═══ Supplied information ═══

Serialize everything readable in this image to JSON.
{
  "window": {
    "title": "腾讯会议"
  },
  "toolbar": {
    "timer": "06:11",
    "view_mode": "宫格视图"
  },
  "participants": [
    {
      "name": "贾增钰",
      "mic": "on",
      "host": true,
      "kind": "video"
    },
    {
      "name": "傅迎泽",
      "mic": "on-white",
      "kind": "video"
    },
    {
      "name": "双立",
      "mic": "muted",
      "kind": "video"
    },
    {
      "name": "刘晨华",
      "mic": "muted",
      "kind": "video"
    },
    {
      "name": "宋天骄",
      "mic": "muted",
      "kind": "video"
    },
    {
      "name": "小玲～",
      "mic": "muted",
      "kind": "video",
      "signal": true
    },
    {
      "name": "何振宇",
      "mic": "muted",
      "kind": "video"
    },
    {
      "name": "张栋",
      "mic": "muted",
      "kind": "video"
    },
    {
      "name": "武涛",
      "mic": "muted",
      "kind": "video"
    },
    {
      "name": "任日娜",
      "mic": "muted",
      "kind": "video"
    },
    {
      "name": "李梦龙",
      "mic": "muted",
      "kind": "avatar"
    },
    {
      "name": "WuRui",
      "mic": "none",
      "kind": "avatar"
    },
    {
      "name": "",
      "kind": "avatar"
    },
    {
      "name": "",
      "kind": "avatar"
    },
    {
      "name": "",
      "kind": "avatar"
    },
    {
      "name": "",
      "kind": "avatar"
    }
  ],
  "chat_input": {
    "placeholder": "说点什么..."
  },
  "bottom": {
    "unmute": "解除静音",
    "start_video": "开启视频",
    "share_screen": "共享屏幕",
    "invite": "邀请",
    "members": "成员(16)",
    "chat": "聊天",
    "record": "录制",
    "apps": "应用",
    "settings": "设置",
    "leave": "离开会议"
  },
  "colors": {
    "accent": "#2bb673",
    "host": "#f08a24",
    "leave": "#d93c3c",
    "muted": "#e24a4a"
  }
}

═══

Exercise objective =
Return the whole listing exactly, with every line included.

Task result =
Serialize everything readable in this image to JSON.
{
  "window": {
    "title": "腾讯会议"
  },
  "toolbar": {
    "timer": "06:11",
    "view_mode": "宫格视图"
  },
  "participants": [
    {
      "name": "贾增钰",
      "mic": "on",
      "host": true,
      "kind": "video"
    },
    {
      "name": "傅迎泽",
      "mic": "on-white",
      "kind": "video"
    },
    {
      "name": "双立",
      "mic": "muted",
      "kind": "video"
    },
    {
      "name": "刘晨华",
      "mic": "muted",
      "kind": "video"
    },
    {
      "name": "宋天骄",
      "mic": "muted",
      "kind": "video"
    },
    {
      "name": "小玲～",
      "mic": "muted",
      "kind": "video",
      "signal": true
    },
    {
      "name": "何振宇",
      "mic": "muted",
      "kind": "video"
    },
    {
      "name": "张栋",
      "mic": "muted",
      "kind": "video"
    },
    {
      "name": "武涛",
      "mic": "muted",
      "kind": "video"
    },
    {
      "name": "任日娜",
      "mic": "muted",
      "kind": "video"
    },
    {
      "name": "李梦龙",
      "mic": "muted",
      "kind": "avatar"
    },
    {
      "name": "WuRui",
      "mic": "none",
      "kind": "avatar"
    },
    {
      "name": "",
      "kind": "avatar"
    },
    {
      "name": "",
      "kind": "avatar"
    },
    {
      "name": "",
      "kind": "avatar"
    },
    {
      "name": "",
      "kind": "avatar"
    }
  ],
  "chat_input": {
    "placeholder": "说点什么..."
  },
  "bottom": {
    "unmute": "解除静音",
    "start_video": "开启视频",
    "share_screen": "共享屏幕",
    "invite": "邀请",
    "members": "成员(16)",
    "chat": "聊天",
    "record": "录制",
    "apps": "应用",
    "settings": "设置",
    "leave": "离开会议"
  },
  "colors": {
    "accent": "#2bb673",
    "host": "#f08a24",
    "leave": "#d93c3c",
    "muted": "#e24a4a"
  }
}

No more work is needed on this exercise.